TEXT PROVIDED:
>>>>

Not far out of Bismarck,
on the Mandan side of the
river, we
were running in 6-9 feet of water. We
had seen plenty of muddy riverbanks and had spent our share of time
prying
Kobuk off sandbars, but only occasionally had we seen river depths much
greater
than this. Thus it was that we were
motoring along at 8-9 miles per hour when a sickening crunch caused
Kobuk to
stumble. It was over in an instant but
it had had none of the solid percussion of a bump.
It was a crunch and Kobuk had tripped on what
must have been a sharp rock. I
frantically searched the bilge for signs of leakage but nowhere could I
find
accumulating water. That sound, however,
was hard to get out of my mind.

<<<<

Records from a data source:

>>>>

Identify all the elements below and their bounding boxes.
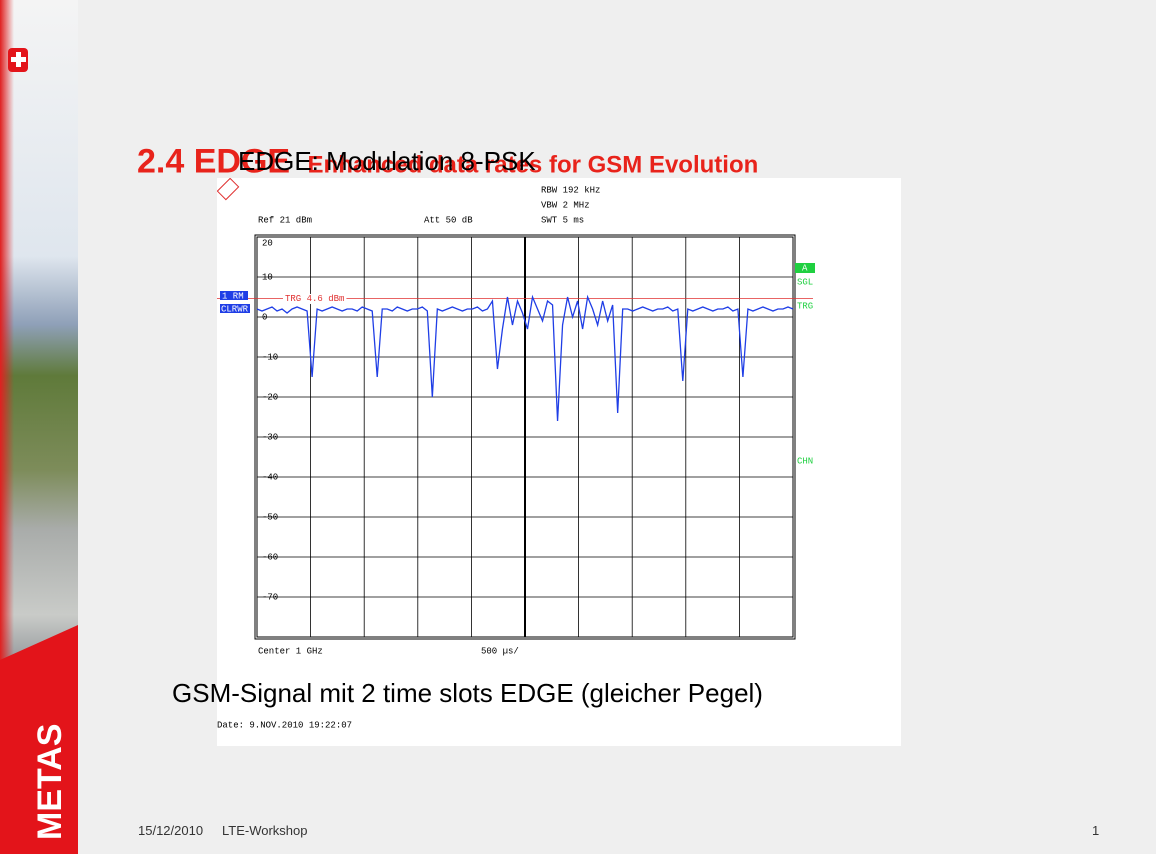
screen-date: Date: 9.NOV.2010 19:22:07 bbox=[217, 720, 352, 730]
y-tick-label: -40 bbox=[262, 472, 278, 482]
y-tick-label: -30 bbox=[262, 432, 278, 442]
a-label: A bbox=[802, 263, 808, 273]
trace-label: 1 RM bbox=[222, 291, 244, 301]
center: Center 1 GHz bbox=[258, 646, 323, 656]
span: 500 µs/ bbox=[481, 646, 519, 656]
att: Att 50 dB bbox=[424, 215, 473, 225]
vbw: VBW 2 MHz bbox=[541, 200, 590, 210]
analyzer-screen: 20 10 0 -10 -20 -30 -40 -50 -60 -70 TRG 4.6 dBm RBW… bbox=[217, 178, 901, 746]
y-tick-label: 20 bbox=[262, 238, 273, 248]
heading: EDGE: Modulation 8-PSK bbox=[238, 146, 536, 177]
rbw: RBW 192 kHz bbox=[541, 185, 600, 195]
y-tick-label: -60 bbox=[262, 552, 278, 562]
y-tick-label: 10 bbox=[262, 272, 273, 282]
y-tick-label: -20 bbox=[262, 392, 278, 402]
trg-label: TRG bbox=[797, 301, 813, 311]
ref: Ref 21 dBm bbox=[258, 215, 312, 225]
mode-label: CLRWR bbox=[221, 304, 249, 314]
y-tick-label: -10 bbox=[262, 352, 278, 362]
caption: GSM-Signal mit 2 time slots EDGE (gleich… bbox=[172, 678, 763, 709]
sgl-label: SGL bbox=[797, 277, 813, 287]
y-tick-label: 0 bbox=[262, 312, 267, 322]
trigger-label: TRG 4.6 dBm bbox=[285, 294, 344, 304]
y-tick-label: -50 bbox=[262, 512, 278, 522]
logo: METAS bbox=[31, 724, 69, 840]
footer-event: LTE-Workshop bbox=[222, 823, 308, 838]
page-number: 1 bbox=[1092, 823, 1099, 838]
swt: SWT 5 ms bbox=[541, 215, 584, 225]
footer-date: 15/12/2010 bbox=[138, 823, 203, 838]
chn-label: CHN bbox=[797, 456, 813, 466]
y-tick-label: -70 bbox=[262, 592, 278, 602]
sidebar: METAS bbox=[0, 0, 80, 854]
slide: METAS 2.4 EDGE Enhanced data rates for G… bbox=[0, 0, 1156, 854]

<<<<

THE REQUEST:
Translate this sentence from the passage about running the river near Bismarck into Spanish: "It was a crunch and Kobuk had tripped on what must have been a sharp rock." The material has no role in this work.

SOLUTION TO THE PROBLEM:
Fue un crujido, y Kobuk había tropezado con lo que debió de ser una roca afilada.